• **Written task**
Report back each line of the records that contains the string "potential".
-- Start of Provided records --
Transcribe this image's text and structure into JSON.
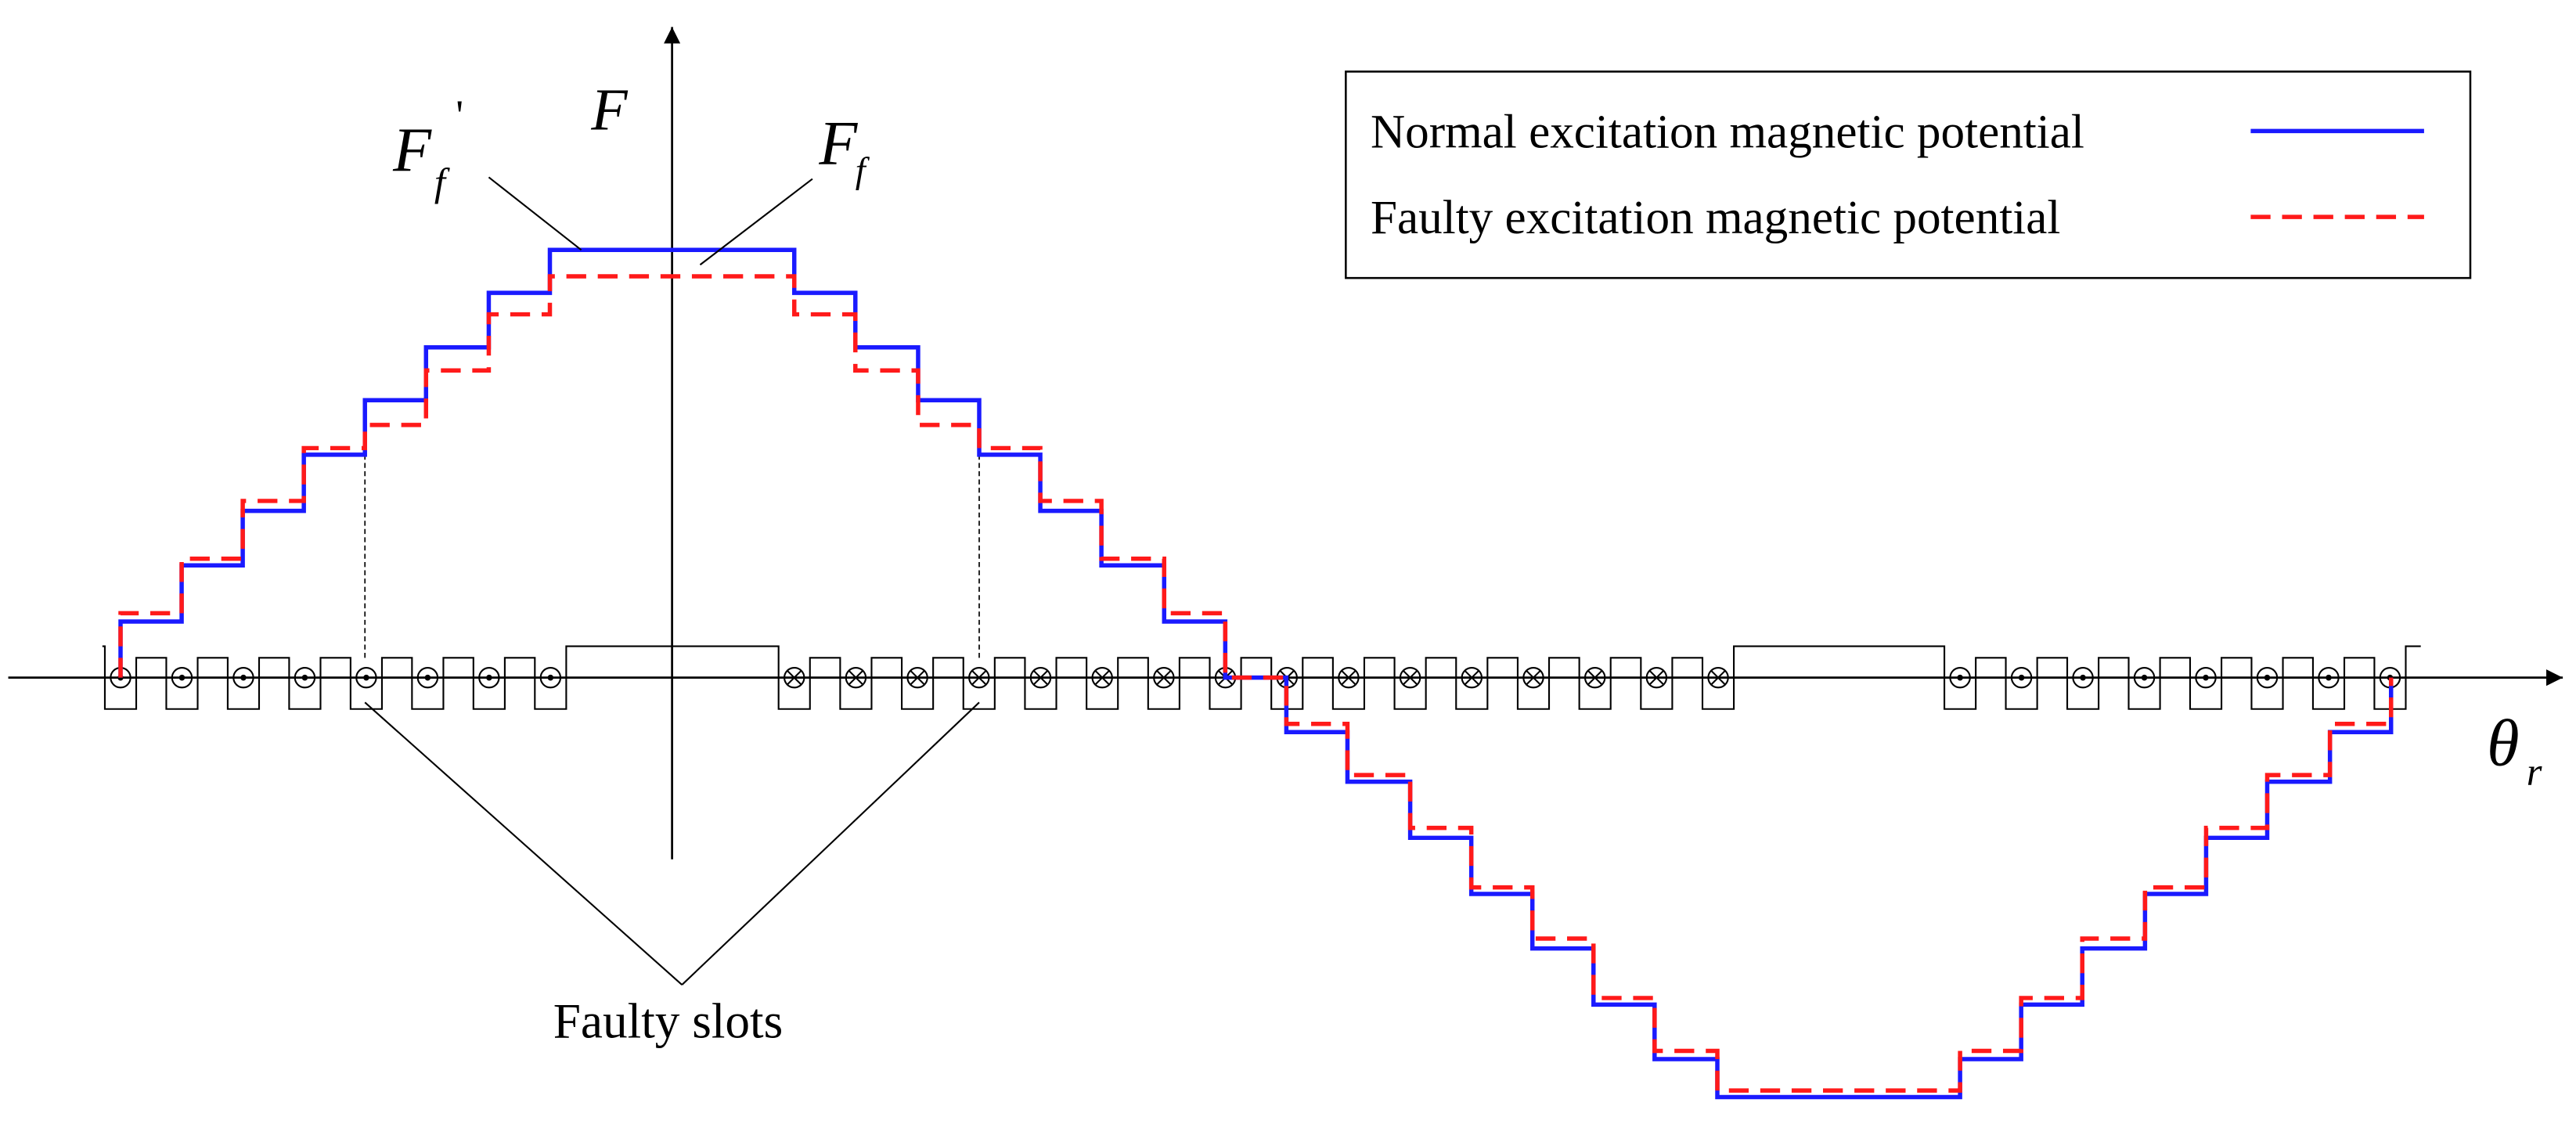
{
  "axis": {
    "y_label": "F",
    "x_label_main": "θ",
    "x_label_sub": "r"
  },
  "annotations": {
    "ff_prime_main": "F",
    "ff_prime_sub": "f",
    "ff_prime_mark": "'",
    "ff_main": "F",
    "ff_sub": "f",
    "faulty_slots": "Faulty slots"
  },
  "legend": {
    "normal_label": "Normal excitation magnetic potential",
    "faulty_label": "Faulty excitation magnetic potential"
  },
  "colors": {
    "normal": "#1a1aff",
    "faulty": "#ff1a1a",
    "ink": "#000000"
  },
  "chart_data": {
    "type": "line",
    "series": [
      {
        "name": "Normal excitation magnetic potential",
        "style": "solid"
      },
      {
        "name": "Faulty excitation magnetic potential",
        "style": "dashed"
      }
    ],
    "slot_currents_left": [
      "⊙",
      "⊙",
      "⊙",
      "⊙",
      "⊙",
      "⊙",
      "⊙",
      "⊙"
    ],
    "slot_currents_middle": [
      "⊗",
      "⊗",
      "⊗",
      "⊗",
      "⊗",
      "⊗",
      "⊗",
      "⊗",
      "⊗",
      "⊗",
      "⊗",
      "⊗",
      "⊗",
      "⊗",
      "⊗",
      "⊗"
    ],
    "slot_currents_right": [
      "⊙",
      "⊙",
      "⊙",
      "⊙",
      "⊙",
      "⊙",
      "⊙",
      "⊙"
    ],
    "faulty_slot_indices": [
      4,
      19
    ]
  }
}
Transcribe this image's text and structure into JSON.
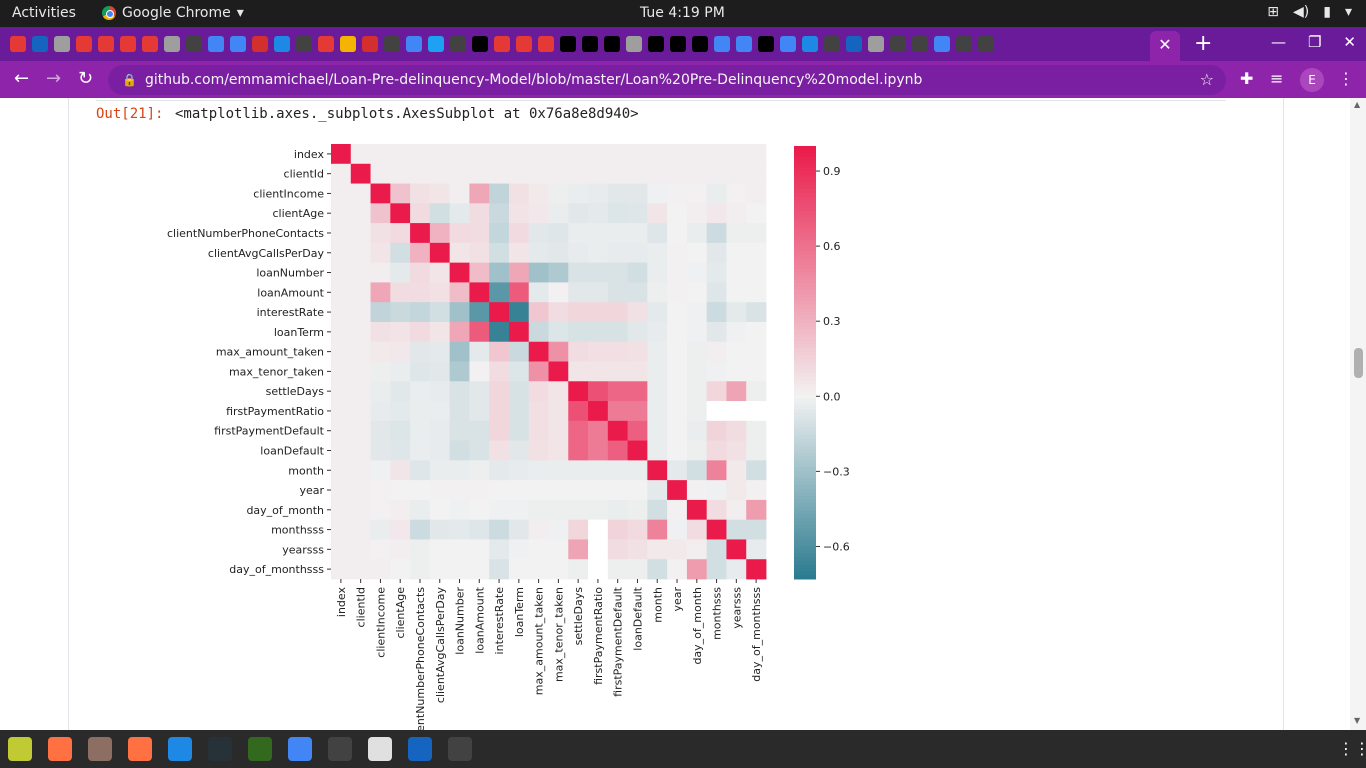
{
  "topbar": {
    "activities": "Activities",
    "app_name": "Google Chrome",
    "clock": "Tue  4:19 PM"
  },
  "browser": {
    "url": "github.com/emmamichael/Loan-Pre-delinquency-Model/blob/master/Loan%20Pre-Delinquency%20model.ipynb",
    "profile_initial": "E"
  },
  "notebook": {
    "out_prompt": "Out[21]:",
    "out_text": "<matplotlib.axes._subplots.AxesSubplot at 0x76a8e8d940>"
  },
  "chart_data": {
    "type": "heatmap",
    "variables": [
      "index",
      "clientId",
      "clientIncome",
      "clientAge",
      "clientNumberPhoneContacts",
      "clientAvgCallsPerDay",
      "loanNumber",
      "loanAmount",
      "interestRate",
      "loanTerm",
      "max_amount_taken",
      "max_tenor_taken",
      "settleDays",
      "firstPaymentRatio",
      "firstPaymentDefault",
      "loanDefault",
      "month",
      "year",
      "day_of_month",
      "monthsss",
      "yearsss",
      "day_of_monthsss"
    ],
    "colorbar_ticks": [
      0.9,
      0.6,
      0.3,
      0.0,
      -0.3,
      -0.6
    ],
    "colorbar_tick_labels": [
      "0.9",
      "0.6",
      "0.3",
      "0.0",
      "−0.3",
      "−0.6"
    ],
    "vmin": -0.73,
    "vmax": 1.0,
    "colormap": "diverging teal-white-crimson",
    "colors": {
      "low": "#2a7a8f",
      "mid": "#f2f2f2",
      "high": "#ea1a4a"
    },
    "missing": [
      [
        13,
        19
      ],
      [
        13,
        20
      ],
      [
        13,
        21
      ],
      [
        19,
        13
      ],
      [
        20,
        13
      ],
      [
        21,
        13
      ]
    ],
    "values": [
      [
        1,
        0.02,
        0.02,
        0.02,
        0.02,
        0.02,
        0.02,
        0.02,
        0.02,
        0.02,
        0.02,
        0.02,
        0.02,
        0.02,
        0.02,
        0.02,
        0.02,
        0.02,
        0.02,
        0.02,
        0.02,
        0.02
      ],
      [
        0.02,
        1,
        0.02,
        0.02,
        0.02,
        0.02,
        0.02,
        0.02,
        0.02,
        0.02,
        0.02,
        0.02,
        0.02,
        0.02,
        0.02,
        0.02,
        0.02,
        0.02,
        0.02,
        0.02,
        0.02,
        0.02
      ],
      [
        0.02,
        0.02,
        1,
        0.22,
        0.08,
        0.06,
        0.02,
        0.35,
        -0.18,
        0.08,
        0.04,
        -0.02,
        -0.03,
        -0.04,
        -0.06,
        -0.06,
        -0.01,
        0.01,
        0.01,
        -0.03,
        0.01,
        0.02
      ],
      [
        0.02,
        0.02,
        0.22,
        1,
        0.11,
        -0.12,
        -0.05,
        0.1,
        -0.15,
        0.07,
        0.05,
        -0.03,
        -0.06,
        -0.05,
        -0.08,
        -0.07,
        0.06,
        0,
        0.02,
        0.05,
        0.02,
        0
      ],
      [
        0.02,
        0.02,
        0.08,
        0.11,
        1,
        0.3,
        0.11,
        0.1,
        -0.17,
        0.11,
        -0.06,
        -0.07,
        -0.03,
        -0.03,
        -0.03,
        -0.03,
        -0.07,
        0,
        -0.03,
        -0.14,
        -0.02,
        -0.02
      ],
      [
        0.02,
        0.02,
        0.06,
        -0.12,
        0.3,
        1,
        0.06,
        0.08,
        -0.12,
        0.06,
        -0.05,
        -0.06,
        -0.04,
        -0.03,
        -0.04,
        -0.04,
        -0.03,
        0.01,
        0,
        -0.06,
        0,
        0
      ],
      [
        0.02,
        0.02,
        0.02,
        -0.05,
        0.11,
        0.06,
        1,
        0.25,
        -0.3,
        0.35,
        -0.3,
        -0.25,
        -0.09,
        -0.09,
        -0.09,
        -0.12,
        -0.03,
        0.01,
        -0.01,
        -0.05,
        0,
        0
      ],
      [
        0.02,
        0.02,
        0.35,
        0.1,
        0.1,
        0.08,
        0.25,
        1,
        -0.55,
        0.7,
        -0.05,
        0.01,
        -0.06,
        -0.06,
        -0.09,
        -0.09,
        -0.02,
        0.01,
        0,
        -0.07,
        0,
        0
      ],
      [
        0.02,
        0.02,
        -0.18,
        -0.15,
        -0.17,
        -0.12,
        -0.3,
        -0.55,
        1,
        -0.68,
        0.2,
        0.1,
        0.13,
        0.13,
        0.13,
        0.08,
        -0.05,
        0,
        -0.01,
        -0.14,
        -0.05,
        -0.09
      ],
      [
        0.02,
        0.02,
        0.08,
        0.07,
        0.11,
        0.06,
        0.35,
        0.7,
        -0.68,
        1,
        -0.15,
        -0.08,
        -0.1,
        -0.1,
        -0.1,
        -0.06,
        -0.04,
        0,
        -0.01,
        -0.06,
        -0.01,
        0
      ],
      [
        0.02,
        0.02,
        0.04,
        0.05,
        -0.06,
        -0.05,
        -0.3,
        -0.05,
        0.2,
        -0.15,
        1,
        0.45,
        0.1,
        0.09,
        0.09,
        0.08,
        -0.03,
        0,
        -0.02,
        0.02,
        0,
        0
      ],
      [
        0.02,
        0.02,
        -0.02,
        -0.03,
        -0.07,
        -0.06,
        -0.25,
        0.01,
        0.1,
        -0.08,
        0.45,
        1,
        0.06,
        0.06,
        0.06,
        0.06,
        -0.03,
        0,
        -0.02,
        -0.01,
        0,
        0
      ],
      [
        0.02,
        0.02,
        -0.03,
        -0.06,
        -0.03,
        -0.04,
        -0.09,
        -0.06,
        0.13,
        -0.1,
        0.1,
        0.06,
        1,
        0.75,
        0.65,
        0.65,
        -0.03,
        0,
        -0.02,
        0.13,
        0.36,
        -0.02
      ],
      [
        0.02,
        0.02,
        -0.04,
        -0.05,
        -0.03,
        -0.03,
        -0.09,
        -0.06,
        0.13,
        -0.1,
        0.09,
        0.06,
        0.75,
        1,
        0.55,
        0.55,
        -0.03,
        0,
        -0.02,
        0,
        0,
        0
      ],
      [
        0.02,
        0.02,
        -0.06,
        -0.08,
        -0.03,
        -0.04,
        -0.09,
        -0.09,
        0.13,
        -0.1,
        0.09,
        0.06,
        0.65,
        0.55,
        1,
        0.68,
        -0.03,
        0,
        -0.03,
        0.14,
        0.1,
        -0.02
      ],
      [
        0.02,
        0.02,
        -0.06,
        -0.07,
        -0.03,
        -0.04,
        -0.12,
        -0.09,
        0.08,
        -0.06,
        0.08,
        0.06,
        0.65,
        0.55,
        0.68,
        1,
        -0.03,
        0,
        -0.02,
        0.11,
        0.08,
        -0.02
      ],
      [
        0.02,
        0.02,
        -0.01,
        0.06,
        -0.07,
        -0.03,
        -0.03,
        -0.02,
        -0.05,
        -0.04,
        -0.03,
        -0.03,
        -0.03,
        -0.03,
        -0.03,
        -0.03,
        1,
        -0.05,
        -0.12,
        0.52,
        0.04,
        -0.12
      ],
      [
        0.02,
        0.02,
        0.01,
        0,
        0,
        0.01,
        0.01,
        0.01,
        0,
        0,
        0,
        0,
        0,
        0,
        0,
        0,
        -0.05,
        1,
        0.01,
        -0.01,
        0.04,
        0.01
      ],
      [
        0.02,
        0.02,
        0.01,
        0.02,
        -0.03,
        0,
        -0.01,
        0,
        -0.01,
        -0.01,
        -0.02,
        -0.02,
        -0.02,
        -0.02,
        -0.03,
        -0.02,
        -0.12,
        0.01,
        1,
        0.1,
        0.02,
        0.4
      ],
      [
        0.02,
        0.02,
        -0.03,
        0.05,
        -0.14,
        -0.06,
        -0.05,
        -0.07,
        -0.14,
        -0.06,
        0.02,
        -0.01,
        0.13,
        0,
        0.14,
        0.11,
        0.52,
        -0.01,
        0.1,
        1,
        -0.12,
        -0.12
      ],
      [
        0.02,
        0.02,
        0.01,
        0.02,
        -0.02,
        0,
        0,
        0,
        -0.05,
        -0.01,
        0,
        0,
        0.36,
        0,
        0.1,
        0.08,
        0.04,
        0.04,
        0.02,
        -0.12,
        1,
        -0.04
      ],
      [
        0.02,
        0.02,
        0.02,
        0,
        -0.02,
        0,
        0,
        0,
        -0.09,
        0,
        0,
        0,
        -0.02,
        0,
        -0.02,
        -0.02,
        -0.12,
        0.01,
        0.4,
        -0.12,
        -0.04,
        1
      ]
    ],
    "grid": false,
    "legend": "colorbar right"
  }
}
-- End of Provided records --
• **Written response**
    "normal_label": "Normal excitation magnetic potential",
    "faulty_label": "Faulty excitation magnetic potential"
        "name": "Normal excitation magnetic potential",
        "name": "Faulty excitation magnetic potential",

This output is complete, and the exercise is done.